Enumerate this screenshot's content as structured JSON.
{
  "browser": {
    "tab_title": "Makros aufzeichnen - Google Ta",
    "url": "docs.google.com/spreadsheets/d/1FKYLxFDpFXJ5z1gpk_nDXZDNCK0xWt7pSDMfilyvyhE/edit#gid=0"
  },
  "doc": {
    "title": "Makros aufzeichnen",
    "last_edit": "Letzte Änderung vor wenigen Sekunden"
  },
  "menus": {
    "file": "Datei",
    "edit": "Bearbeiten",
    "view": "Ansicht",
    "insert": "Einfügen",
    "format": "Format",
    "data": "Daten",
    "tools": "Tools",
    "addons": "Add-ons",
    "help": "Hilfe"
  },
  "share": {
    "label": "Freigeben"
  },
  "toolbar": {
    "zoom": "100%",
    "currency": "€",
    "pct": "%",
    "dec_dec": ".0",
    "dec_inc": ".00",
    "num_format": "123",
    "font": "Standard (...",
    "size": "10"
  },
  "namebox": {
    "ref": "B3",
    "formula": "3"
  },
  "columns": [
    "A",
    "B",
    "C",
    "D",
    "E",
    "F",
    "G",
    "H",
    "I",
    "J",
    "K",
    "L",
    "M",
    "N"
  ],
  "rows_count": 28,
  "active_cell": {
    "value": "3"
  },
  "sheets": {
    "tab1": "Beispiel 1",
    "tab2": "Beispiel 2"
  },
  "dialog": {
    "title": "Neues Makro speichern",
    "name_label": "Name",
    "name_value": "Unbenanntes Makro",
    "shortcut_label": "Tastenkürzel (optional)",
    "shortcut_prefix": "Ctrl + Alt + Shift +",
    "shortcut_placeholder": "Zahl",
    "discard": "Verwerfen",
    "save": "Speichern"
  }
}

Request.
Each entry must be reproduced verbatim.

Solution.
Enumerate this screenshot's content as structured JSON.
{
  "browser": {
    "tab_title": "Makros aufzeichnen - Google Ta",
    "url": "docs.google.com/spreadsheets/d/1FKYLxFDpFXJ5z1gpk_nDXZDNCK0xWt7pSDMfilyvyhE/edit#gid=0"
  },
  "doc": {
    "title": "Makros aufzeichnen",
    "last_edit": "Letzte Änderung vor wenigen Sekunden"
  },
  "menus": {
    "file": "Datei",
    "edit": "Bearbeiten",
    "view": "Ansicht",
    "insert": "Einfügen",
    "format": "Format",
    "data": "Daten",
    "tools": "Tools",
    "addons": "Add-ons",
    "help": "Hilfe"
  },
  "share": {
    "label": "Freigeben"
  },
  "toolbar": {
    "zoom": "100%",
    "currency": "€",
    "pct": "%",
    "dec_dec": ".0",
    "dec_inc": ".00",
    "num_format": "123",
    "font": "Standard (...",
    "size": "10"
  },
  "namebox": {
    "ref": "B3",
    "formula": "3"
  },
  "columns": [
    "A",
    "B",
    "C",
    "D",
    "E",
    "F",
    "G",
    "H",
    "I",
    "J",
    "K",
    "L",
    "M",
    "N"
  ],
  "rows_count": 28,
  "active_cell": {
    "value": "3"
  },
  "sheets": {
    "tab1": "Beispiel 1",
    "tab2": "Beispiel 2"
  },
  "dialog": {
    "title": "Neues Makro speichern",
    "name_label": "Name",
    "name_value": "Unbenanntes Makro",
    "shortcut_label": "Tastenkürzel (optional)",
    "shortcut_prefix": "Ctrl + Alt + Shift +",
    "shortcut_placeholder": "Zahl",
    "discard": "Verwerfen",
    "save": "Speichern"
  }
}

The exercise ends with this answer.